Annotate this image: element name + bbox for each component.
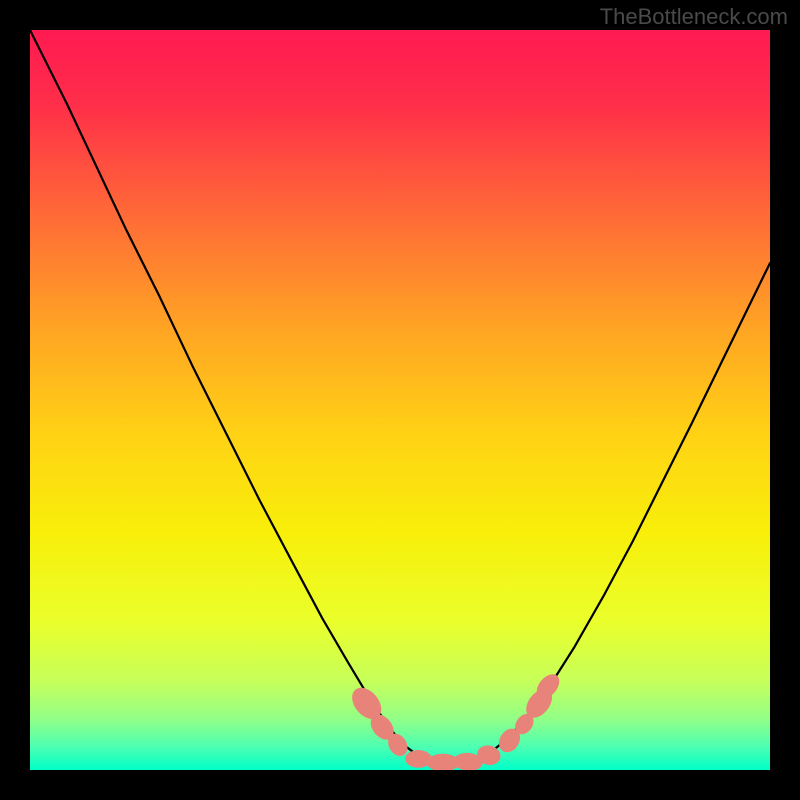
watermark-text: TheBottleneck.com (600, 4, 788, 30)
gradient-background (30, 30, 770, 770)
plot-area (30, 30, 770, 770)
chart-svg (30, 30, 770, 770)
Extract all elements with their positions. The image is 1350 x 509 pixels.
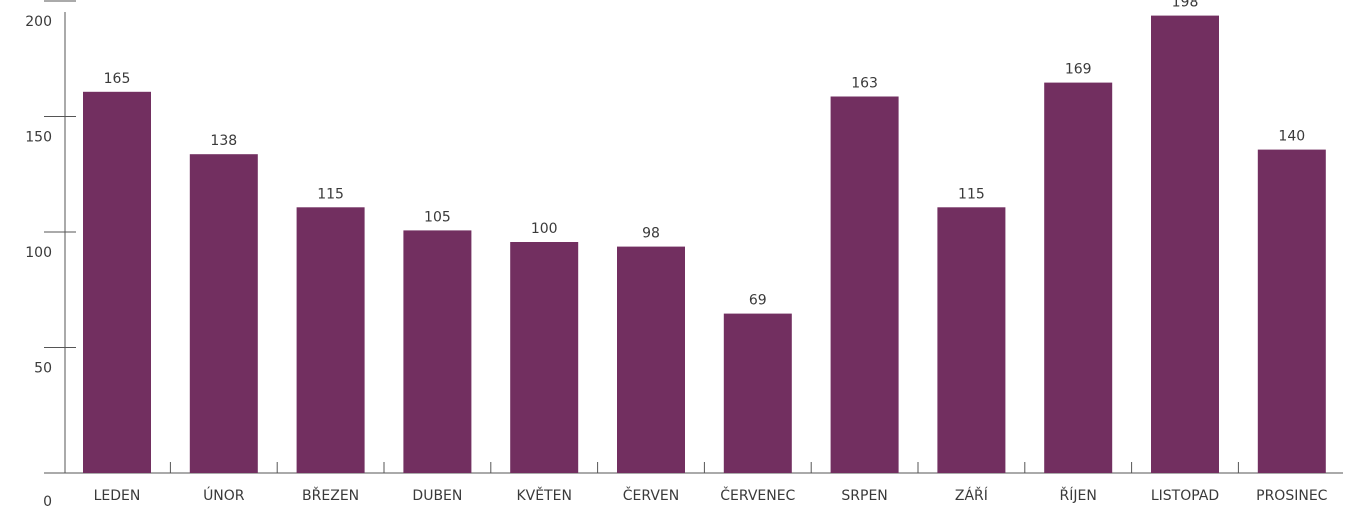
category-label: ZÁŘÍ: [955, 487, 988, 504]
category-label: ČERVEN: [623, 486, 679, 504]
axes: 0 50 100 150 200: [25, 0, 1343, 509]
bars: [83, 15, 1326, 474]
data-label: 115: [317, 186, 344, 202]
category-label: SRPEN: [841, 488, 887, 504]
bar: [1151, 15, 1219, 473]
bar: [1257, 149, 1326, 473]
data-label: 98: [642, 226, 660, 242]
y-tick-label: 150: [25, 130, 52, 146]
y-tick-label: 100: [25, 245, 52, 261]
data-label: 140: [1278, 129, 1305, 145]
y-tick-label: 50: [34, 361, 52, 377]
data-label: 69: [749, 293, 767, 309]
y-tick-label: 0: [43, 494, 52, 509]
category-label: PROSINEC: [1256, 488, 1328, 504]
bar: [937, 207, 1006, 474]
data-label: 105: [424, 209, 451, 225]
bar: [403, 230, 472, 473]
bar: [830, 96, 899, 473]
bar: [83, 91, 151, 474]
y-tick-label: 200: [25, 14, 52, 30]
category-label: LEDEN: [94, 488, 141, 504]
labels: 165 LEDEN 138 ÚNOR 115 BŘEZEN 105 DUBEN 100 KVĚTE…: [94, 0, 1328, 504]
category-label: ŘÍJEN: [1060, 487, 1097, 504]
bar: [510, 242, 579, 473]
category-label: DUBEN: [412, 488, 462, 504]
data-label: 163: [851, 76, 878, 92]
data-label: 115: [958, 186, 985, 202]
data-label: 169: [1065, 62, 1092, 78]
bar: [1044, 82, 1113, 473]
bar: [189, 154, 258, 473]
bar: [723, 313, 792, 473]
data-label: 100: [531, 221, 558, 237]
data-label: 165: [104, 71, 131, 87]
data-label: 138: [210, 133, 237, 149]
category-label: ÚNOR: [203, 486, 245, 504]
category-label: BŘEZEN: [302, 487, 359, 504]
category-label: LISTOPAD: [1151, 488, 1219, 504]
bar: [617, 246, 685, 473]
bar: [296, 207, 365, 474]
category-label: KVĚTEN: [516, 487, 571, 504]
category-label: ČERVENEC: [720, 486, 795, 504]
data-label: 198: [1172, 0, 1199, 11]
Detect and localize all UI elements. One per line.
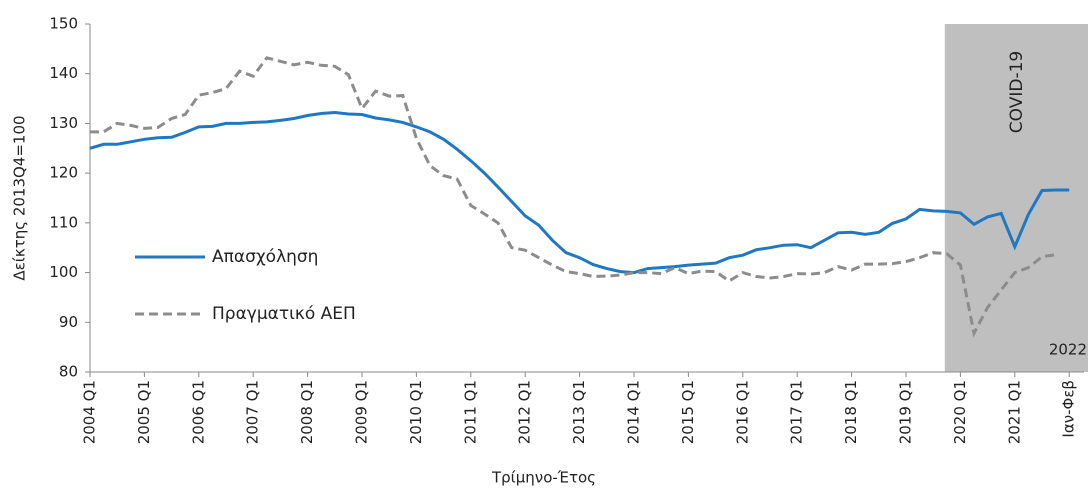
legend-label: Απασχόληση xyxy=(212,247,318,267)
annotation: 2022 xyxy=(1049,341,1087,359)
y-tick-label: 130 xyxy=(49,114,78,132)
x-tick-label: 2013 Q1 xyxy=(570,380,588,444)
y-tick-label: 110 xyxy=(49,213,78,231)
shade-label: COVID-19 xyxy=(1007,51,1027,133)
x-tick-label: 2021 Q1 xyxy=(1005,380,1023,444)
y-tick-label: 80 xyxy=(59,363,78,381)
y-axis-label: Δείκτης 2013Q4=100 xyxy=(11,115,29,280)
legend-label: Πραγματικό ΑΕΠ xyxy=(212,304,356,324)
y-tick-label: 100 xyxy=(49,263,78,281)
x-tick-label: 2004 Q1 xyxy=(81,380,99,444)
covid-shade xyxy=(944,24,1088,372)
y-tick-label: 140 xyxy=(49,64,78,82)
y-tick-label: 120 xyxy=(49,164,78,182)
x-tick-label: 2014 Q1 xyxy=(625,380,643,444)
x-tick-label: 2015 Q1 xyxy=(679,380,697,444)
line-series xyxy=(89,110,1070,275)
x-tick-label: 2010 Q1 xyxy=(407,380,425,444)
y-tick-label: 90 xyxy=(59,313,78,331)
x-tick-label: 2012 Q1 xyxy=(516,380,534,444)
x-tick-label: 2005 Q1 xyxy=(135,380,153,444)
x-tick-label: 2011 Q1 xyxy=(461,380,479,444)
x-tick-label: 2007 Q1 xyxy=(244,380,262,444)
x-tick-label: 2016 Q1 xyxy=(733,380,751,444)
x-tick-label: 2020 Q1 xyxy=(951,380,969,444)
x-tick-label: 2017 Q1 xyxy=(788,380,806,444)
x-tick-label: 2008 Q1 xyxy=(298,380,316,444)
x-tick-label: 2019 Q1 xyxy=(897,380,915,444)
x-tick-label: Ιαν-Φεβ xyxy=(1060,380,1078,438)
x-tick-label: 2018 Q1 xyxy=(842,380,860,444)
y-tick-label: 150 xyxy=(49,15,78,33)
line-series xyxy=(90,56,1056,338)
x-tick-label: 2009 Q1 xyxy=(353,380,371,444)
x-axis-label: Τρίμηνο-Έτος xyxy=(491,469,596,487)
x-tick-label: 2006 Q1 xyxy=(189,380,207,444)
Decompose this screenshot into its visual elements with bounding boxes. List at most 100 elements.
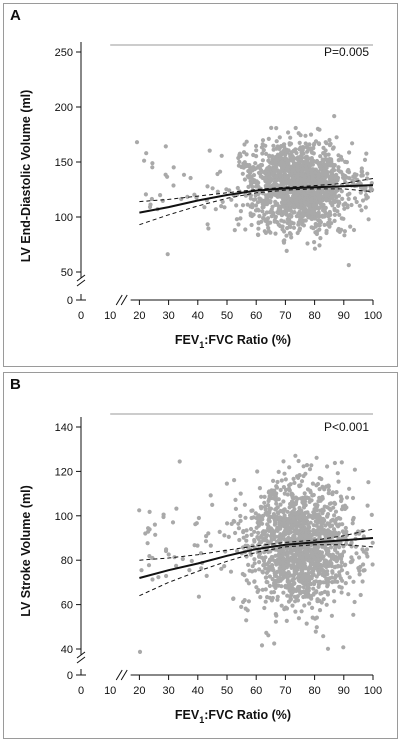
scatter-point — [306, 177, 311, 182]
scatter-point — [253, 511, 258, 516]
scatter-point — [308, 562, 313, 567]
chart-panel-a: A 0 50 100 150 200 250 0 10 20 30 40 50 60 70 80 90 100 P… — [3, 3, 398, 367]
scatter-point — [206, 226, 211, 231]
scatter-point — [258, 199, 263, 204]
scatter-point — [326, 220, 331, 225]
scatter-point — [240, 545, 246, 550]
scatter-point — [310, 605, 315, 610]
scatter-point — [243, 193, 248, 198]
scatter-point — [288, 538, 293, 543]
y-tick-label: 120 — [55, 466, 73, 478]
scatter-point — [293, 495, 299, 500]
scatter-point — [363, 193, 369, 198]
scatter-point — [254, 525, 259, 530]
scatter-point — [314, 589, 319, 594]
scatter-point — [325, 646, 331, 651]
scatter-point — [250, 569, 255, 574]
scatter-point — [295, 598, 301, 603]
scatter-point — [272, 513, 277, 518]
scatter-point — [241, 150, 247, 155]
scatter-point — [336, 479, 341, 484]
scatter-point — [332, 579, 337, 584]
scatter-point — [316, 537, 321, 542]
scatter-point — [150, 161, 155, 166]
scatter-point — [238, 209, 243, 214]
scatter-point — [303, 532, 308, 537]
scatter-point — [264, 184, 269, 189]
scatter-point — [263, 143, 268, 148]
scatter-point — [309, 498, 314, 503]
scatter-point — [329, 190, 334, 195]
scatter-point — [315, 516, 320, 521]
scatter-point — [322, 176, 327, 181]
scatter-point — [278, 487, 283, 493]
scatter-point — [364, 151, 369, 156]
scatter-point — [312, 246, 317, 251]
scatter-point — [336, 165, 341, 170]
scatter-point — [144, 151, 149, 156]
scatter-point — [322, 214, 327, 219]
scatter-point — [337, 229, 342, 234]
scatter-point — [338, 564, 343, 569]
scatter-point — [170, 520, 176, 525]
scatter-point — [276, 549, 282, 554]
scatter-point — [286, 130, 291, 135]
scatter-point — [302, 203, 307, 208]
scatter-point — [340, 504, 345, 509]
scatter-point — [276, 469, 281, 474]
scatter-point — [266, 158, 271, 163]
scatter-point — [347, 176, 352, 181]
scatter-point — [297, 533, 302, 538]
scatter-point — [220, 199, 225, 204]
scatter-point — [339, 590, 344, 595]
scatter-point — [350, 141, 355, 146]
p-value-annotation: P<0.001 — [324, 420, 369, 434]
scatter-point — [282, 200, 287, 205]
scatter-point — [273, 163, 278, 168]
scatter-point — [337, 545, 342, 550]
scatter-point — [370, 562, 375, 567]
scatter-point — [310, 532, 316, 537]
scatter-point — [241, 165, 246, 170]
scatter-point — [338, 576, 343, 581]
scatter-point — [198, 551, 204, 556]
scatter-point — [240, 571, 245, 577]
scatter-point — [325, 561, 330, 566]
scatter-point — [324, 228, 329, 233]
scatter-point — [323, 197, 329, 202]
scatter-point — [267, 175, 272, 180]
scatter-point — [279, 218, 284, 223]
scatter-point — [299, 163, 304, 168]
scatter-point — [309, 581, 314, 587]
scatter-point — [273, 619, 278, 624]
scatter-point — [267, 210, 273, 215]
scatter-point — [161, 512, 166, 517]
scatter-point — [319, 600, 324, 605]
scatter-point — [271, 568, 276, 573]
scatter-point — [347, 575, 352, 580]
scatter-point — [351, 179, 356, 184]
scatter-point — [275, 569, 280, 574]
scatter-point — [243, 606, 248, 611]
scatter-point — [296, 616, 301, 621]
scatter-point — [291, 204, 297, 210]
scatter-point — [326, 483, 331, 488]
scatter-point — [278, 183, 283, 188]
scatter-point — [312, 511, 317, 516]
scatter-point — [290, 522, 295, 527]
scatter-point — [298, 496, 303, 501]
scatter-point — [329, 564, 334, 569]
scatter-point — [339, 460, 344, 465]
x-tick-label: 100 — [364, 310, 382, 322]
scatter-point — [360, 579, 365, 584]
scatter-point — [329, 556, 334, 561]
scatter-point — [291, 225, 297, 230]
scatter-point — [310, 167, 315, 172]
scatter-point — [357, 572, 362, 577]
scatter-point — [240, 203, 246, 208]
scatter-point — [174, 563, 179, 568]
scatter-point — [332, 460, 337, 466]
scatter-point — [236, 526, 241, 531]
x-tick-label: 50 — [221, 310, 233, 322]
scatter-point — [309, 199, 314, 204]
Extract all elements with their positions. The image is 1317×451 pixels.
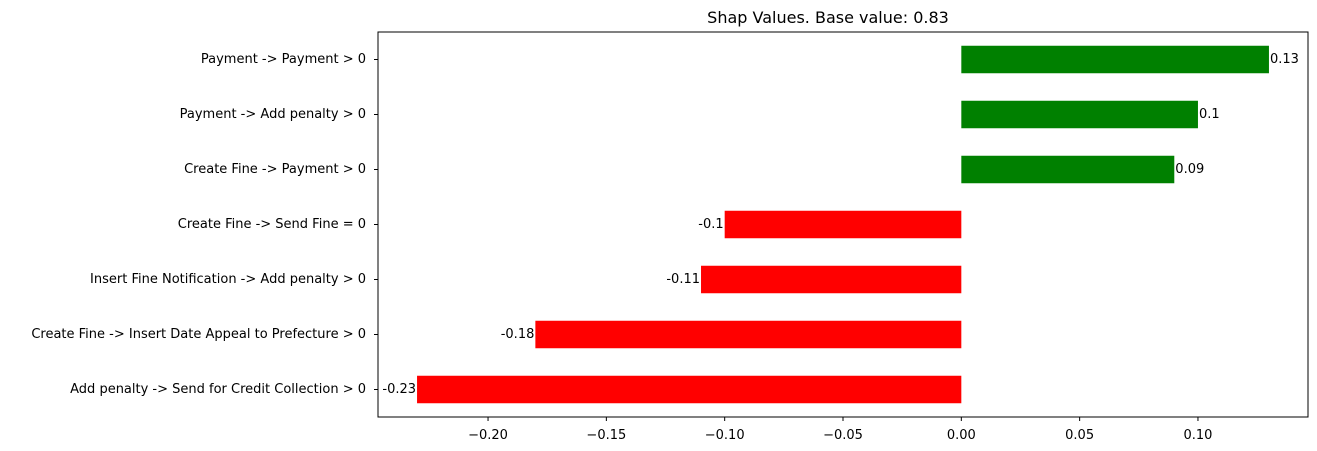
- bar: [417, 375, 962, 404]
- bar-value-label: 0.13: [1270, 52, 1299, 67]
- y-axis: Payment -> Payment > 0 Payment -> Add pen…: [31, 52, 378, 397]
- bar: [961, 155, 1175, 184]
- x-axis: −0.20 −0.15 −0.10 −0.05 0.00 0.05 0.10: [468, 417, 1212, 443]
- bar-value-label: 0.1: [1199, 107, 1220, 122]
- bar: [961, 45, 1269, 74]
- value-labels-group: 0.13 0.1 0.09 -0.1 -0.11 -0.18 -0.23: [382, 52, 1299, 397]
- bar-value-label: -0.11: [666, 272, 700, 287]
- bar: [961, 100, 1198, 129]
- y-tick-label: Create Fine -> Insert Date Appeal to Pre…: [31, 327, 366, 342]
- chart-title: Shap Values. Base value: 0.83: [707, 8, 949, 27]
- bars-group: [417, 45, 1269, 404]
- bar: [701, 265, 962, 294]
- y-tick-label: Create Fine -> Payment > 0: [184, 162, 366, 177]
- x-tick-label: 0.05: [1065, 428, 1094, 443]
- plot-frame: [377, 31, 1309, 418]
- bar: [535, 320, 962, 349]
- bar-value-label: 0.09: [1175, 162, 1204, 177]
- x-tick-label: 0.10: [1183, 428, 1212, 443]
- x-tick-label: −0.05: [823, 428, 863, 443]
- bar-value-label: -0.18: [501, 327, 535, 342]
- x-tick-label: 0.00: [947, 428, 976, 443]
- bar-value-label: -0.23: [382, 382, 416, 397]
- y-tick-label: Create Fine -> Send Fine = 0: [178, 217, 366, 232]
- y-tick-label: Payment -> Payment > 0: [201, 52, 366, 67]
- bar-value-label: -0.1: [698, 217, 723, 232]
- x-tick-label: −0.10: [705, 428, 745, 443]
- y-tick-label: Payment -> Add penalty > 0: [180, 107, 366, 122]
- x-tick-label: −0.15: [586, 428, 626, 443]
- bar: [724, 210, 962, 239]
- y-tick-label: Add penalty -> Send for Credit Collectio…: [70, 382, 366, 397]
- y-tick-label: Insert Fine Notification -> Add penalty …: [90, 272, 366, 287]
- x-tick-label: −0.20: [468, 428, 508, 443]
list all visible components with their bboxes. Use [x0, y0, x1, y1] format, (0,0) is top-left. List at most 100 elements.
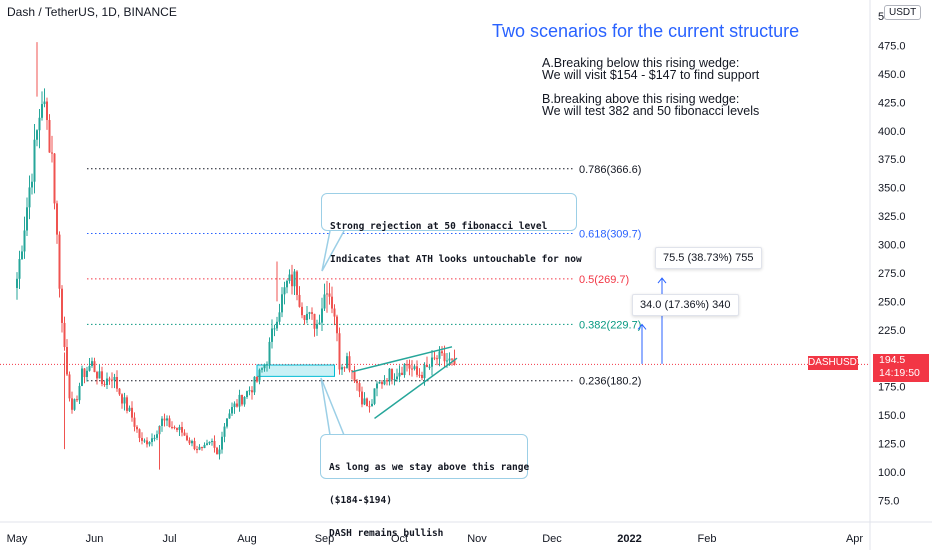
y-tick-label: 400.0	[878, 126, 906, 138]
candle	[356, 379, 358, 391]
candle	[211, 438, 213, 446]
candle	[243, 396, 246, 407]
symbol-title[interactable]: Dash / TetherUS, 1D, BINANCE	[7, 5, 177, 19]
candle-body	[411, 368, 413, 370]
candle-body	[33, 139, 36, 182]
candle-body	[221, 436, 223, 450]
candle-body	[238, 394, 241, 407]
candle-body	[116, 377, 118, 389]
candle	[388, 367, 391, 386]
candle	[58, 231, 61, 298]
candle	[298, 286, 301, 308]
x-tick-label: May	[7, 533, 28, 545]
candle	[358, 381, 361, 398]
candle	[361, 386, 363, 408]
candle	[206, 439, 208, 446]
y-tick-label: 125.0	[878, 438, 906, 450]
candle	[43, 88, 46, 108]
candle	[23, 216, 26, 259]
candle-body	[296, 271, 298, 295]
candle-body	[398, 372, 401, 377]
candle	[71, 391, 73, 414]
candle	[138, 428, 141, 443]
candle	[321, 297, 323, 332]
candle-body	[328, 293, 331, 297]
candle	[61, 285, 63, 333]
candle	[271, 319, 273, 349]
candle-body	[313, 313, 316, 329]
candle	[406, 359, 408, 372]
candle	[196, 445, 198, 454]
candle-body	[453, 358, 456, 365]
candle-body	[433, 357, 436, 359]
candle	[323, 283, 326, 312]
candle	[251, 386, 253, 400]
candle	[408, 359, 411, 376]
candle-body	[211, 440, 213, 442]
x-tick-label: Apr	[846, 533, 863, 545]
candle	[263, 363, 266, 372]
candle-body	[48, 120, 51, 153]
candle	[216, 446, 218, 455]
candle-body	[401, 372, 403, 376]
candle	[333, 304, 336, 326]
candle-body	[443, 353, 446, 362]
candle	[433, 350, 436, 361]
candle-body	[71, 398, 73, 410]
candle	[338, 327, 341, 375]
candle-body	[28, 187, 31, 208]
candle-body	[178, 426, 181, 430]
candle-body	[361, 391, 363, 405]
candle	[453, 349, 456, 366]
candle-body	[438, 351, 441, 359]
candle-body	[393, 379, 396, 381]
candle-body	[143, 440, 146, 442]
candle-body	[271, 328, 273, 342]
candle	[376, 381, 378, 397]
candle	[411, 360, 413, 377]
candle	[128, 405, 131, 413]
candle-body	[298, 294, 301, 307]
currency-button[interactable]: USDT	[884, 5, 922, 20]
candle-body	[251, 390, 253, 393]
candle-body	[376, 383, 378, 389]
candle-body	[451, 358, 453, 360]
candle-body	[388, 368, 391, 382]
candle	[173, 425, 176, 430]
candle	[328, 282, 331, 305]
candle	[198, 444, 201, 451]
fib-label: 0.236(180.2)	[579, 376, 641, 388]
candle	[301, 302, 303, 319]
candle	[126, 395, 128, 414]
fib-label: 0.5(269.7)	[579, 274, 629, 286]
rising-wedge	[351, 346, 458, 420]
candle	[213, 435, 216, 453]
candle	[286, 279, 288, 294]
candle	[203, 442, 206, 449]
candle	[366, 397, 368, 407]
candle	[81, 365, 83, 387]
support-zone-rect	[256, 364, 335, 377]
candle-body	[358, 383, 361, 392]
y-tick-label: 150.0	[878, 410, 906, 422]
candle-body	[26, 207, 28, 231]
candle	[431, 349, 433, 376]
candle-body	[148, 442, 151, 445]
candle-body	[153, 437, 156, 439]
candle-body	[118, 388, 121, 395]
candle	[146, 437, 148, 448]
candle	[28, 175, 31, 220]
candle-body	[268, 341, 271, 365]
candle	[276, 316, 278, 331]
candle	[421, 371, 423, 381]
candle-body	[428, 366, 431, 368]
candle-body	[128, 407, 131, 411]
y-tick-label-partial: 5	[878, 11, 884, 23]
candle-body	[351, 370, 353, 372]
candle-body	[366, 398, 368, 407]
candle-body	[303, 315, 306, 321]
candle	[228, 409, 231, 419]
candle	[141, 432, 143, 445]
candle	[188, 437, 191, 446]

━━━━━━━━━━

Copy the listing word for word, starting at its first line and ending at the line that contains "Extract all elements with their positions. The image is 1350", including that line. Leave out the pictures.

__Solution to this exercise__.
Annotate this image: element name + bbox for each component.
watermark-text: TheBottleneck.com (600, 4, 788, 30)
gradient-background (30, 30, 770, 770)
plot-area (30, 30, 770, 770)
chart-svg (30, 30, 770, 770)
Extract all elements with their positions. The image is 1350 x 509 pixels.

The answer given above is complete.